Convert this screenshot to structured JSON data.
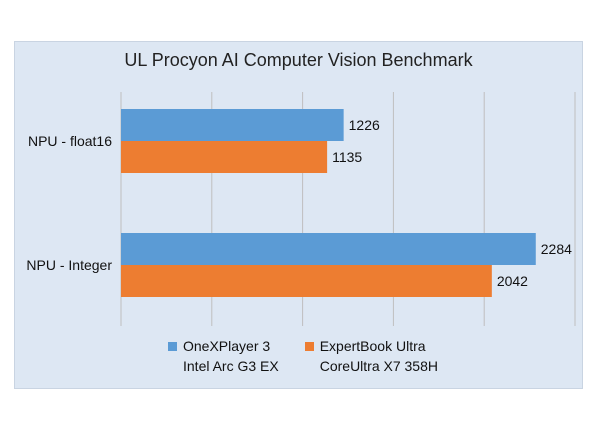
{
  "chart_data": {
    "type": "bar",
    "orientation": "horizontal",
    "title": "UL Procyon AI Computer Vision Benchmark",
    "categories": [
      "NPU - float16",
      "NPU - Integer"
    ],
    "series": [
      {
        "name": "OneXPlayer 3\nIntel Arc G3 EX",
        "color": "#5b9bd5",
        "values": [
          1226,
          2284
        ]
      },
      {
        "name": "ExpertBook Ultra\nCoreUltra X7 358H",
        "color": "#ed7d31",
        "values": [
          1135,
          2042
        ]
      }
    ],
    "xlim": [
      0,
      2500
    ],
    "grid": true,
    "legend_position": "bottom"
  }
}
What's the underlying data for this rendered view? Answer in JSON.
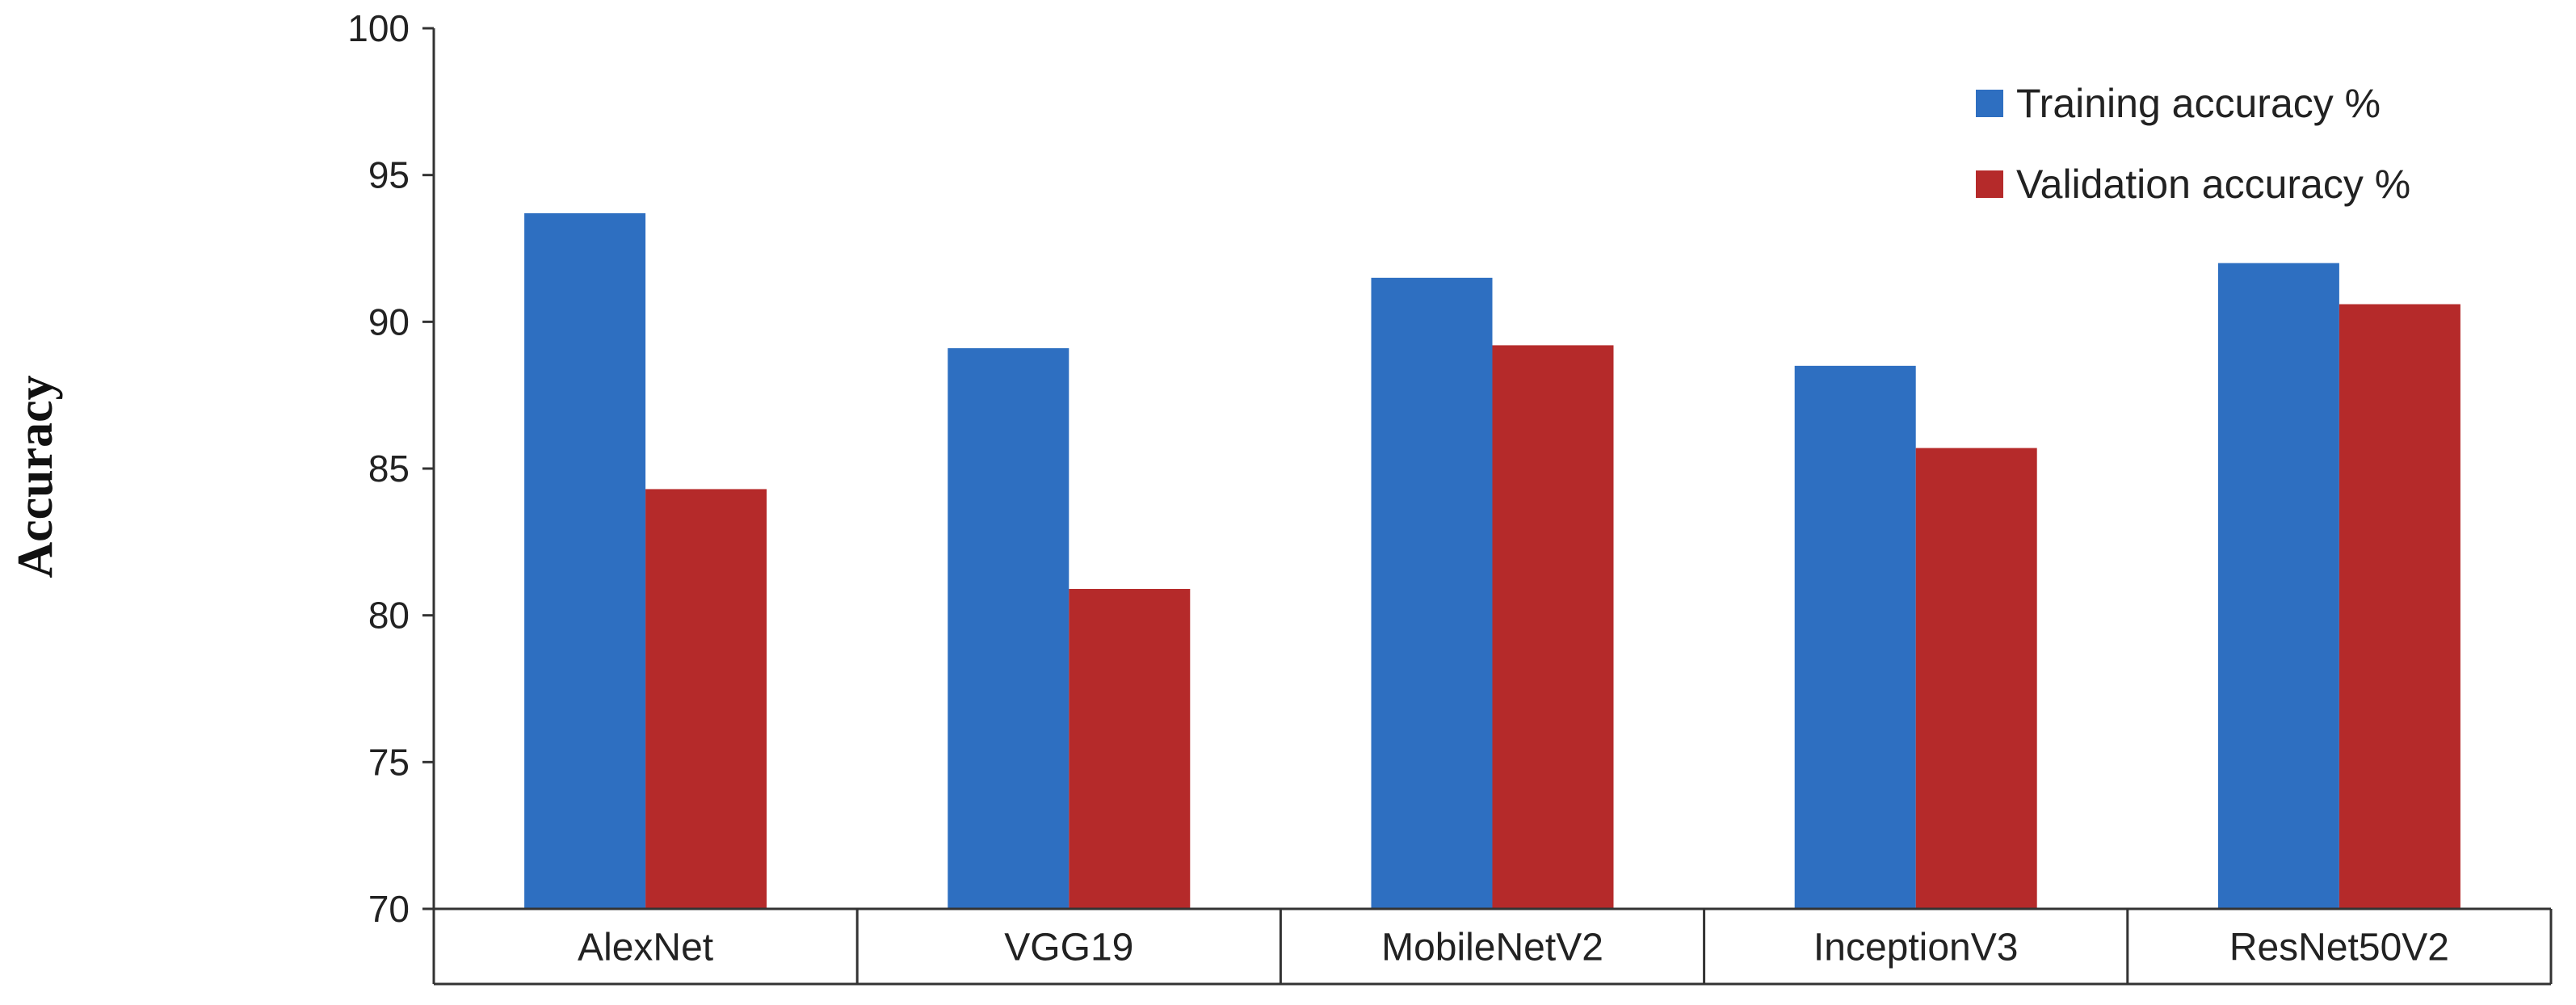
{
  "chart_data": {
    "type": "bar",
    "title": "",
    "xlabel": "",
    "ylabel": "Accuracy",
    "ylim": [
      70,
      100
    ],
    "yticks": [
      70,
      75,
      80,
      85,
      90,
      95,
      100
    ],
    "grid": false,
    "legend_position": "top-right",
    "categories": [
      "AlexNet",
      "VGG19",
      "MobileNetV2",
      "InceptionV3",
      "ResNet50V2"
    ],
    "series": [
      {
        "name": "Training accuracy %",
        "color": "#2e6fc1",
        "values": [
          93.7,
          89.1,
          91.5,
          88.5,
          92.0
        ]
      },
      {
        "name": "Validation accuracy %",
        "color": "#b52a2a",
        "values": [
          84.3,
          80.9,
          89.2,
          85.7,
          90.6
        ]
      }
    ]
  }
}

...

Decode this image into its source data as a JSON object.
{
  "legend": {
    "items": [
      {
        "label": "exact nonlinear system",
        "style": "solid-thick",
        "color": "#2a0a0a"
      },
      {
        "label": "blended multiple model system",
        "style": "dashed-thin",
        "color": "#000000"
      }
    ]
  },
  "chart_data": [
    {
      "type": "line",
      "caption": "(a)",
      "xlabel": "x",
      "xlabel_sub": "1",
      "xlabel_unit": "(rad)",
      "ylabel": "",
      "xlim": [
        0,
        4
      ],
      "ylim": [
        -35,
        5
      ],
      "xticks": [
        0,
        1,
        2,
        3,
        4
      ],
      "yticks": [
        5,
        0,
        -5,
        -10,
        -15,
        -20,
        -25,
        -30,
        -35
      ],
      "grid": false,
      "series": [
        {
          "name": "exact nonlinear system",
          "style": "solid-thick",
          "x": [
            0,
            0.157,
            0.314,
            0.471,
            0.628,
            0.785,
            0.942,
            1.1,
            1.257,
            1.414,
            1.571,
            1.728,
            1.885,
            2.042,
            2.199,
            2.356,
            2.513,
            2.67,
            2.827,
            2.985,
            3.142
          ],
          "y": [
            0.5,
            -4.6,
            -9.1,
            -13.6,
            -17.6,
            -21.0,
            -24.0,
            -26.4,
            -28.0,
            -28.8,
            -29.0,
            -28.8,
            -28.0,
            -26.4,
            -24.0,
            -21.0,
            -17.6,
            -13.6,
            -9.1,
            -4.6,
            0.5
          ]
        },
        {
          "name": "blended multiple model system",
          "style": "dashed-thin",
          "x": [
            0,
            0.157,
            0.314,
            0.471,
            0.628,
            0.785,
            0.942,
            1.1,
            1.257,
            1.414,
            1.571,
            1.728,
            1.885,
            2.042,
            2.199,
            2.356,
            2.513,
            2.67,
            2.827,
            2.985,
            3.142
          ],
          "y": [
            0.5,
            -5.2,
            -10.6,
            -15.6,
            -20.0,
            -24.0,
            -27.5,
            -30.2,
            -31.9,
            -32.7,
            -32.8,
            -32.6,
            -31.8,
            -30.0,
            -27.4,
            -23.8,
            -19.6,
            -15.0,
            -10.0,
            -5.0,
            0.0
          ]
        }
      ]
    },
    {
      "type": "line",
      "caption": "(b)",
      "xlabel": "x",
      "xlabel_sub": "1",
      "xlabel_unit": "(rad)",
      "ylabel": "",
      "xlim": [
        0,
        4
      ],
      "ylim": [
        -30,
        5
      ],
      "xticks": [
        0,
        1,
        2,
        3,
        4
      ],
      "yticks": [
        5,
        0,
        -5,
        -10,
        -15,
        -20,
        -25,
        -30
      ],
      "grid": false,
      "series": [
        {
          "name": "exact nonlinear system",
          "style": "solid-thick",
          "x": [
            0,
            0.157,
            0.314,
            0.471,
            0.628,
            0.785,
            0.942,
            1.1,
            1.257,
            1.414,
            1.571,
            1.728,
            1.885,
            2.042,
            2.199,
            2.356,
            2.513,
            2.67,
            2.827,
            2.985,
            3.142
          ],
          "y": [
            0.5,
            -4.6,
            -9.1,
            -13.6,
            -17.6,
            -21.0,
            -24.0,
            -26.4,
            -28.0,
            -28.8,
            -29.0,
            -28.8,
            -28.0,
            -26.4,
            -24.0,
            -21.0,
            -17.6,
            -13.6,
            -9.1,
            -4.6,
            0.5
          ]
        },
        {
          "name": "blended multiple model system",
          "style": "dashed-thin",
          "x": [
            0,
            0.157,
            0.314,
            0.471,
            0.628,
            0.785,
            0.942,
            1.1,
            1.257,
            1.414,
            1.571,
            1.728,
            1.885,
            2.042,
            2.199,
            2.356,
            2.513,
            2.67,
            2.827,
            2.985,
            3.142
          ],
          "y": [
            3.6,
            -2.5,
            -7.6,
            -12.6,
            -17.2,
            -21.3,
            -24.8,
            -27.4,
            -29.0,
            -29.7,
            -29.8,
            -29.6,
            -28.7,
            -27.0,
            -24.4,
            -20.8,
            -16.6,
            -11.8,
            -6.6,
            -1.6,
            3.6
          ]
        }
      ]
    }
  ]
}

...

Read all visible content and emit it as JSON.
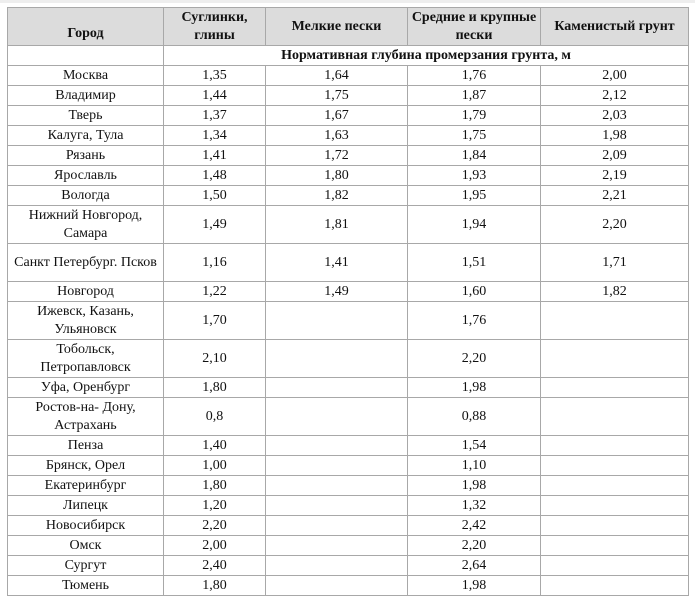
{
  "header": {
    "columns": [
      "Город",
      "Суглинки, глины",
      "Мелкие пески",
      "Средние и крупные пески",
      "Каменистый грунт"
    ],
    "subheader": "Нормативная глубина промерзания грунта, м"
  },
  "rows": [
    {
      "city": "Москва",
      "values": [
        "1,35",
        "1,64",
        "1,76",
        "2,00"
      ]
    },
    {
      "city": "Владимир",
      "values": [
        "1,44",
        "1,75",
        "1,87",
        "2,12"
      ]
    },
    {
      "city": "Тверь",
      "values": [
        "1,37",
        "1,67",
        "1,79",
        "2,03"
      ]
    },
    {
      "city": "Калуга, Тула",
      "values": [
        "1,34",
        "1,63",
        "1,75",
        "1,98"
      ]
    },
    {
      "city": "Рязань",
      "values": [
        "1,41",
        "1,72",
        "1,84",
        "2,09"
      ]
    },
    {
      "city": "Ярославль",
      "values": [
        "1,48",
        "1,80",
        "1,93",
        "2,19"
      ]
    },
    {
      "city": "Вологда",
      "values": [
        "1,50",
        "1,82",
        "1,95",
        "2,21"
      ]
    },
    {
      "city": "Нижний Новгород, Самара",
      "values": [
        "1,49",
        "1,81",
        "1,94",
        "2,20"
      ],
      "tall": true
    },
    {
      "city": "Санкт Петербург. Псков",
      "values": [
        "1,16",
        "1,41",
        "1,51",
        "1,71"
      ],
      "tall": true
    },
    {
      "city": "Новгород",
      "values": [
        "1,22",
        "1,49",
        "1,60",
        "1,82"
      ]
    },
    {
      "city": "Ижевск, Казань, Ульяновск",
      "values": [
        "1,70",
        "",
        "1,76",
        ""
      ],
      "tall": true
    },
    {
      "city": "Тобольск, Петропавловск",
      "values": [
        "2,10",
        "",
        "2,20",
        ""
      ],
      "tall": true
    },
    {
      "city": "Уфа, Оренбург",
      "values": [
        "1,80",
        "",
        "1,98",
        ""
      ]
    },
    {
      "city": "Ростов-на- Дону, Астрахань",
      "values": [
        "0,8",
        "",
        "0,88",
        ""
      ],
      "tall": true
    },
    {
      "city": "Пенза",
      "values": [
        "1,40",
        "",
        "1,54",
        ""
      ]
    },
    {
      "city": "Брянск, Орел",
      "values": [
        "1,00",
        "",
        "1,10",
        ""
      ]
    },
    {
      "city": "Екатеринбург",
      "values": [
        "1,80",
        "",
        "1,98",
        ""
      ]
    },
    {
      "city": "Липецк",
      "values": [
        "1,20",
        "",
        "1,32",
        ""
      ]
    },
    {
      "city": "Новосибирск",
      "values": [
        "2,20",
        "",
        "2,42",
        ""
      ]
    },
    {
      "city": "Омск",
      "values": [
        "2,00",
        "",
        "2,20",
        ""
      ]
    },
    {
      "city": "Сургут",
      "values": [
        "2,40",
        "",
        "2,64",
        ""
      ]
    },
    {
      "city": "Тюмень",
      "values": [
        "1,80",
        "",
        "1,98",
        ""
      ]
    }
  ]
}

> _Written request_
Find every line with "this" in the listing and state how many there are, nothing else.

> _Task result_
3